▶ _Your task_:
Retype the data that follows line by line, exactly, and leave its pictures out.

** START Data for this exercise **

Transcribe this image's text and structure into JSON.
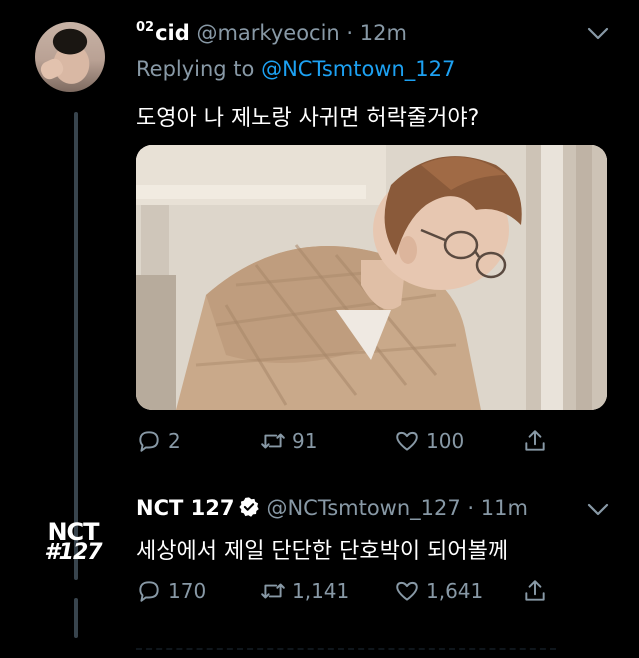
{
  "tweet1": {
    "name_sup": "02",
    "name": "cid",
    "handle_time": "@markyeocin · 12m",
    "replying_prefix": "Replying to",
    "replying_mention": "@NCTsmtown_127",
    "text": "도영아 나 제노랑 사귀면 허락줄거야?",
    "media_description": "photo",
    "replies": "2",
    "retweets": "91",
    "likes": "100"
  },
  "tweet2": {
    "name": "NCT 127",
    "handle_time": "@NCTsmtown_127 · 11m",
    "logo_line1": "NCT",
    "logo_line2": "#127",
    "text": "세상에서 제일 단단한 단호박이 되어볼께",
    "replies": "170",
    "retweets": "1,141",
    "likes": "1,641"
  },
  "colors": {
    "background": "#000000",
    "muted": "#8899a6",
    "link": "#1da1f2",
    "thread_line": "#38444d"
  },
  "icons": [
    "reply-icon",
    "retweet-icon",
    "like-icon",
    "share-icon",
    "chevron-down-icon",
    "verified-icon"
  ]
}
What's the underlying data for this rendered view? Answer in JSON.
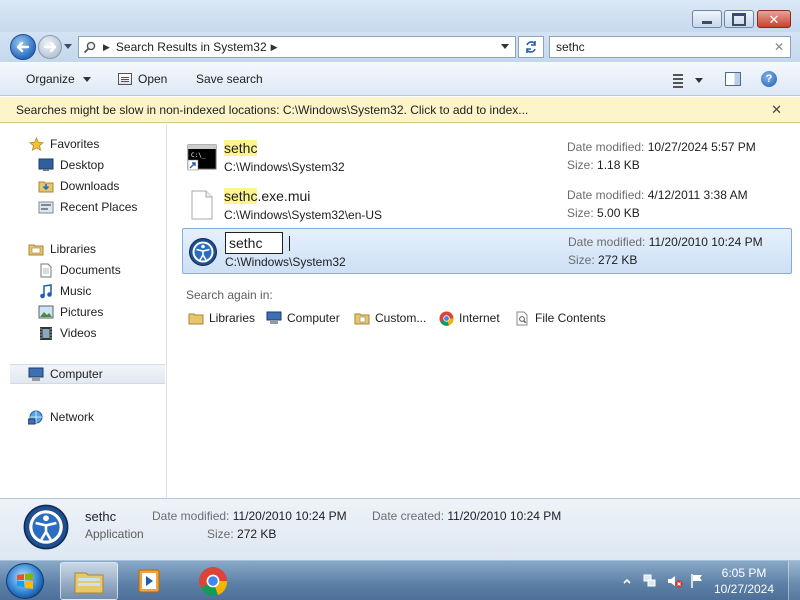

** END Data for this exercise **

▶ _Final answer_:
Transcribe this image's text and structure into JSON.
{
  "tweet1": {
    "name_sup": "02",
    "name": "cid",
    "handle_time": "@markyeocin · 12m",
    "replying_prefix": "Replying to",
    "replying_mention": "@NCTsmtown_127",
    "text": "도영아 나 제노랑 사귀면 허락줄거야?",
    "media_description": "photo",
    "replies": "2",
    "retweets": "91",
    "likes": "100"
  },
  "tweet2": {
    "name": "NCT 127",
    "handle_time": "@NCTsmtown_127 · 11m",
    "logo_line1": "NCT",
    "logo_line2": "#127",
    "text": "세상에서 제일 단단한 단호박이 되어볼께",
    "replies": "170",
    "retweets": "1,141",
    "likes": "1,641"
  },
  "colors": {
    "background": "#000000",
    "muted": "#8899a6",
    "link": "#1da1f2",
    "thread_line": "#38444d"
  },
  "icons": [
    "reply-icon",
    "retweet-icon",
    "like-icon",
    "share-icon",
    "chevron-down-icon",
    "verified-icon"
  ]
}
What's the underlying data for this rendered view? Answer in JSON.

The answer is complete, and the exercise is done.